------ PROVIDED ENTRIES

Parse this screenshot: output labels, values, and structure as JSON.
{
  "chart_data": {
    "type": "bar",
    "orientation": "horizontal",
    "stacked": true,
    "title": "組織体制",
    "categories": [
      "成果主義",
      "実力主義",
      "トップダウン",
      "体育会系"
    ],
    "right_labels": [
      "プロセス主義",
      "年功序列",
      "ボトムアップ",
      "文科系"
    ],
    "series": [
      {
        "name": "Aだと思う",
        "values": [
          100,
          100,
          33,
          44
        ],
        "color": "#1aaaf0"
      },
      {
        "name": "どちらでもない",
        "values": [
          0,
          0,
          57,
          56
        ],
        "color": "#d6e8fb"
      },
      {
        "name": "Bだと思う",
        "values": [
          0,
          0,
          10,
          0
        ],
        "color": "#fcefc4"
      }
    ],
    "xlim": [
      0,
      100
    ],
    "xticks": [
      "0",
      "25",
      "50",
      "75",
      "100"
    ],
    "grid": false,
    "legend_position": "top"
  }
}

------------

SET EXERCISE — Copy out the whole listing exactly as written.

PROBLEM SOLUTION —
Parse this screenshot: output labels, values, and structure as JSON.
{
  "chart_data": {
    "type": "bar",
    "orientation": "horizontal",
    "stacked": true,
    "title": "組織体制",
    "categories": [
      "成果主義",
      "実力主義",
      "トップダウン",
      "体育会系"
    ],
    "right_labels": [
      "プロセス主義",
      "年功序列",
      "ボトムアップ",
      "文科系"
    ],
    "series": [
      {
        "name": "Aだと思う",
        "values": [
          100,
          100,
          33,
          44
        ],
        "color": "#1aaaf0"
      },
      {
        "name": "どちらでもない",
        "values": [
          0,
          0,
          57,
          56
        ],
        "color": "#d6e8fb"
      },
      {
        "name": "Bだと思う",
        "values": [
          0,
          0,
          10,
          0
        ],
        "color": "#fcefc4"
      }
    ],
    "xlim": [
      0,
      100
    ],
    "xticks": [
      "0",
      "25",
      "50",
      "75",
      "100"
    ],
    "grid": false,
    "legend_position": "top"
  }
}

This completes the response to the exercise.